# [EXERCISE TASK]
Can you reproduce the entries verbatim, beginning with the first line and ending after the line that contains "trends-heading: What’s happening"?

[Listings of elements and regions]
--- --- ---
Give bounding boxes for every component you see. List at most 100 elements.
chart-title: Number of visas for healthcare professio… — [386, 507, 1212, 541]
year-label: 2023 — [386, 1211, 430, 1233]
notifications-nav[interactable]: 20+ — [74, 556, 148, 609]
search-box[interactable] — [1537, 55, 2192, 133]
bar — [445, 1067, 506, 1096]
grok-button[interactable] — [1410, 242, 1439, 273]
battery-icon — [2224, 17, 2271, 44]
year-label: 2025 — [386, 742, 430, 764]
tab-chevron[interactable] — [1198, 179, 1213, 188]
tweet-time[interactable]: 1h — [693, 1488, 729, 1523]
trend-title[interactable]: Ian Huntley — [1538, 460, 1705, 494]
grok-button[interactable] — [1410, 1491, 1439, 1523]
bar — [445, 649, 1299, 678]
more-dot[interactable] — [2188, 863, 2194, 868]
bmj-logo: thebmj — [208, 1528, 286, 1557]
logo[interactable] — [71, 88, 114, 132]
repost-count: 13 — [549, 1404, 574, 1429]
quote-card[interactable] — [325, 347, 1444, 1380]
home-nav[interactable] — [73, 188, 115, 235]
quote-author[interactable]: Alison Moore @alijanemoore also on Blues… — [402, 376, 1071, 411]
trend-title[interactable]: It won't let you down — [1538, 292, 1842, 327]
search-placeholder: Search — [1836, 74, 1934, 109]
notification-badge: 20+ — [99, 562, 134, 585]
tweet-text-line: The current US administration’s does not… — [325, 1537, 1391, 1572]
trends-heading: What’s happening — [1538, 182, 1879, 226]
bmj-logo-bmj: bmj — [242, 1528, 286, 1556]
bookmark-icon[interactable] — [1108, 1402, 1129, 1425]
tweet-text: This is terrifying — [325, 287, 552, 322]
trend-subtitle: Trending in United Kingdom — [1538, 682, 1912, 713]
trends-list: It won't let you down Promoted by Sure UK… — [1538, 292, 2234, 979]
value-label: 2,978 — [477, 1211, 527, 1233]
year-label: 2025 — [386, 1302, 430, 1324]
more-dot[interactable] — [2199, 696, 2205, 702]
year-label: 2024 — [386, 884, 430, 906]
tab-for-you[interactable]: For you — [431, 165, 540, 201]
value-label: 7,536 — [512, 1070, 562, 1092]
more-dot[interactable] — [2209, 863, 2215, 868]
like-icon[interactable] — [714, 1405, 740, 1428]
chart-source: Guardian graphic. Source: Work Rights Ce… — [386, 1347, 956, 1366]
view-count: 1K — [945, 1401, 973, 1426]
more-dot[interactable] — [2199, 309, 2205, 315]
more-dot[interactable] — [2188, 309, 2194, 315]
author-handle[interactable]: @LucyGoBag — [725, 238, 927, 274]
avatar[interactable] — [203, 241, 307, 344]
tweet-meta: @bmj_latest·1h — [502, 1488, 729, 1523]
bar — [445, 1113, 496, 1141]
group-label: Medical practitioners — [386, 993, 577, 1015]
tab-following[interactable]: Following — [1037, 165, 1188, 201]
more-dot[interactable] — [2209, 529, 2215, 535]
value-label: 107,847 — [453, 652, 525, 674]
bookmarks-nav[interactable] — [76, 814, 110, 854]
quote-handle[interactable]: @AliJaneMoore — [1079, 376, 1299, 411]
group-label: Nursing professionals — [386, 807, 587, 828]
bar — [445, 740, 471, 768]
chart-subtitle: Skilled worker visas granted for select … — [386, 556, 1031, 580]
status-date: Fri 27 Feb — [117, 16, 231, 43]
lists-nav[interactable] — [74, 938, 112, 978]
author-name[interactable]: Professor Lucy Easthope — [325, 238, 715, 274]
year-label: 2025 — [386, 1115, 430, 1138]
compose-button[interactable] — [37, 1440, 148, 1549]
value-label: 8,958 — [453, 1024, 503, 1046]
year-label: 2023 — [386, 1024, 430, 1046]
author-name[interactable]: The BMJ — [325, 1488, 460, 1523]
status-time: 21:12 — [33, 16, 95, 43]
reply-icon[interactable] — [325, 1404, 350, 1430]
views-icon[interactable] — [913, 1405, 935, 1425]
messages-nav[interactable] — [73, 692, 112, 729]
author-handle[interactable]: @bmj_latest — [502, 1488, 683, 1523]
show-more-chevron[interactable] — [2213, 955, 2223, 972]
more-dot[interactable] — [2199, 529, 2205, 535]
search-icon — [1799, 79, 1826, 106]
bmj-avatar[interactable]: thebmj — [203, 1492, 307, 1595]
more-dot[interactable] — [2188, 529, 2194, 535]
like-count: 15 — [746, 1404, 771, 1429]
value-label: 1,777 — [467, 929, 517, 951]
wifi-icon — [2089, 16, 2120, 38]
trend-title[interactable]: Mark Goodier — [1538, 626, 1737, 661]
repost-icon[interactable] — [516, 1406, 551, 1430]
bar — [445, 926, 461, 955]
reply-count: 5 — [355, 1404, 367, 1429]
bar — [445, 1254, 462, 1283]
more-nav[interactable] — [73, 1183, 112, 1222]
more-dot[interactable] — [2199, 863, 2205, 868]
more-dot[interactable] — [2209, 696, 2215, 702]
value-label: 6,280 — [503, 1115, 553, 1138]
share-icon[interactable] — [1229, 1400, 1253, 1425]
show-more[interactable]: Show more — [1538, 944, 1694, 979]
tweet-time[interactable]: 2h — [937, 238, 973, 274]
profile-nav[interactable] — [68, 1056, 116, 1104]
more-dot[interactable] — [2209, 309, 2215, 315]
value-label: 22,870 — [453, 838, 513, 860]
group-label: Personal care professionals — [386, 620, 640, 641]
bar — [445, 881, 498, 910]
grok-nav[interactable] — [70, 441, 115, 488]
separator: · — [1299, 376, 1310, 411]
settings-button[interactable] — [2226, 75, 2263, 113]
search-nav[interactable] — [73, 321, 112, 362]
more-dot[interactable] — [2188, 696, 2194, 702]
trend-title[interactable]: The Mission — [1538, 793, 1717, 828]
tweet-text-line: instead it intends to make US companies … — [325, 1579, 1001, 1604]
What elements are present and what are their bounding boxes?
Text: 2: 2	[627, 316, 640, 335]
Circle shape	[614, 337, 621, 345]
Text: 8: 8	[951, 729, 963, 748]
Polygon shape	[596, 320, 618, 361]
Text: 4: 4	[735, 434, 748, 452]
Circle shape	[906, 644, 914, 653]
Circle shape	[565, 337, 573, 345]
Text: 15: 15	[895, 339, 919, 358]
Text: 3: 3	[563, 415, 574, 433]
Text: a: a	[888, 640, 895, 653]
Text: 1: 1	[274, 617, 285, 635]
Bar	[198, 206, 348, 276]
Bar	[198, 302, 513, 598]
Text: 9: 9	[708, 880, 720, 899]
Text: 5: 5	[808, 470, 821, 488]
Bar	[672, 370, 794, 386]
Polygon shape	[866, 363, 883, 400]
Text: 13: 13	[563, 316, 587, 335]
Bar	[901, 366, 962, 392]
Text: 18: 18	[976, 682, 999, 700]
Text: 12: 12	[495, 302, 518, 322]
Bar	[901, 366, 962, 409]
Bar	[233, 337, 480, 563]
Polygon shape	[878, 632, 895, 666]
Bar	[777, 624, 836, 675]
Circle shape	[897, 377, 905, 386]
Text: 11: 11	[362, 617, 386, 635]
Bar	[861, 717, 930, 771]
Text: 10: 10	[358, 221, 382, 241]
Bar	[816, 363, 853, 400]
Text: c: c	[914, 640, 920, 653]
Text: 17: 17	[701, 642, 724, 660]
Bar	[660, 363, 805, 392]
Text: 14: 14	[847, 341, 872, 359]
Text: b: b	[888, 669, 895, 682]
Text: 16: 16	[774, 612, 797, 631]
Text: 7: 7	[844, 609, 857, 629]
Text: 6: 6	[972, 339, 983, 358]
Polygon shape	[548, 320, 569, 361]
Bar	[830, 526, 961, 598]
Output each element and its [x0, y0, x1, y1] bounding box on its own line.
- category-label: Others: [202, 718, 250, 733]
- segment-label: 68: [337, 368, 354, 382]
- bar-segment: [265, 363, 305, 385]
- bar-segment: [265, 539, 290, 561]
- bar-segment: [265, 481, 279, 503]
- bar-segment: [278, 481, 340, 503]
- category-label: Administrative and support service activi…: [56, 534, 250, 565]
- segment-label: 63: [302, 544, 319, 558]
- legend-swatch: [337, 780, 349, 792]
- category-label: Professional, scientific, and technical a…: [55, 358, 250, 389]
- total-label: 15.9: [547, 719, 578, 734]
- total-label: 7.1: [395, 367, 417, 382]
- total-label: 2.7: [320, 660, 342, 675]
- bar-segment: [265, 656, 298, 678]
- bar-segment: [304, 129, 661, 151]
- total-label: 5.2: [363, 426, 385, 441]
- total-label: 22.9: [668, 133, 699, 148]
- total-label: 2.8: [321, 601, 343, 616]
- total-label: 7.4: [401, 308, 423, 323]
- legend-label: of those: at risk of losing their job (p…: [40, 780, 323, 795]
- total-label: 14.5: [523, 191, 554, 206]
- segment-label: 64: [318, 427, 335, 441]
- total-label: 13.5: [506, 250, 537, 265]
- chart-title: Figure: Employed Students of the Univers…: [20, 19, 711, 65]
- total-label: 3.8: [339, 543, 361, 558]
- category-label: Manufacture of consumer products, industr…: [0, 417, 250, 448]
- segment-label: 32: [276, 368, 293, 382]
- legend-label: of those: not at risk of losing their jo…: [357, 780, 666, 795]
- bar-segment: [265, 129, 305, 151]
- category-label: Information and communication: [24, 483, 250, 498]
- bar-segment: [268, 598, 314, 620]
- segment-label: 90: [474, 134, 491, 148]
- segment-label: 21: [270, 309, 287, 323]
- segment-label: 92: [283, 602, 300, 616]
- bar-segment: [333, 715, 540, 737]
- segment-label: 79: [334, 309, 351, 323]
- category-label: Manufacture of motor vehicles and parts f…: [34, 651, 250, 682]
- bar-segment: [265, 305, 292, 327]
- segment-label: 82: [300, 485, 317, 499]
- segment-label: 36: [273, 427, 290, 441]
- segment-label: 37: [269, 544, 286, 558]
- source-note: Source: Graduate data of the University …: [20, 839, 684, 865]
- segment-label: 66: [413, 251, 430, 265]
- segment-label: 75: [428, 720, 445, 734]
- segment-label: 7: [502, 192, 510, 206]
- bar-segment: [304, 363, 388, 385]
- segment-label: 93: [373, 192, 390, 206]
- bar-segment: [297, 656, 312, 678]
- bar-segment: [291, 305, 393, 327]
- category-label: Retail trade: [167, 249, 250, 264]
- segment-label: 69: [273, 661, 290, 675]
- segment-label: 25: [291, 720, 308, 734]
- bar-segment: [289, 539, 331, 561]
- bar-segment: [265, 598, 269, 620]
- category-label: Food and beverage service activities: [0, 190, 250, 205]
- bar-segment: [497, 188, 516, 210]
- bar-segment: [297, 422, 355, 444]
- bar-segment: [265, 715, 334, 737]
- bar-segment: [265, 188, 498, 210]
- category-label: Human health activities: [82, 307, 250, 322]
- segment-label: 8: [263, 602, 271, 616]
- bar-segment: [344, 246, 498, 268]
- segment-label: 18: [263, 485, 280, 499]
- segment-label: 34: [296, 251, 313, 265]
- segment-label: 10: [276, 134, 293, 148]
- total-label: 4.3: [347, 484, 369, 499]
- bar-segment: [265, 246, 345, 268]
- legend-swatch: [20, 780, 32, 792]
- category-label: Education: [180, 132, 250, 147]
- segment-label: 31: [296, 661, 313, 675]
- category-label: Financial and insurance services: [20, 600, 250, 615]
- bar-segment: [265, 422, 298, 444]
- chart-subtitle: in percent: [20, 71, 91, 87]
--- --- ---
# [THE RESULT]
Give bounding boxes for every component you see. List at most 100 elements.
chart-title: Number of visas for healthcare professio… — [386, 507, 1212, 541]
year-label: 2023 — [386, 1211, 430, 1233]
notifications-nav[interactable]: 20+ — [74, 556, 148, 609]
search-box[interactable] — [1537, 55, 2192, 133]
bar — [445, 1067, 506, 1096]
grok-button[interactable] — [1410, 242, 1439, 273]
battery-icon — [2224, 17, 2271, 44]
year-label: 2025 — [386, 742, 430, 764]
tab-chevron[interactable] — [1198, 179, 1213, 188]
tweet-time[interactable]: 1h — [693, 1488, 729, 1523]
trend-title[interactable]: Ian Huntley — [1538, 460, 1705, 494]
grok-button[interactable] — [1410, 1491, 1439, 1523]
bar — [445, 649, 1299, 678]
more-dot[interactable] — [2188, 863, 2194, 868]
bmj-logo: thebmj — [208, 1528, 286, 1557]
logo[interactable] — [71, 88, 114, 132]
repost-count: 13 — [549, 1404, 574, 1429]
quote-card[interactable] — [325, 347, 1444, 1380]
home-nav[interactable] — [73, 188, 115, 235]
quote-author[interactable]: Alison Moore @alijanemoore also on Blues… — [402, 376, 1071, 411]
trend-title[interactable]: It won't let you down — [1538, 292, 1842, 327]
search-placeholder: Search — [1836, 74, 1934, 109]
notification-badge: 20+ — [99, 562, 134, 585]
tweet-text-line: The current US administration’s does not… — [325, 1537, 1391, 1572]
trends-heading: What’s happening — [1538, 182, 1879, 226]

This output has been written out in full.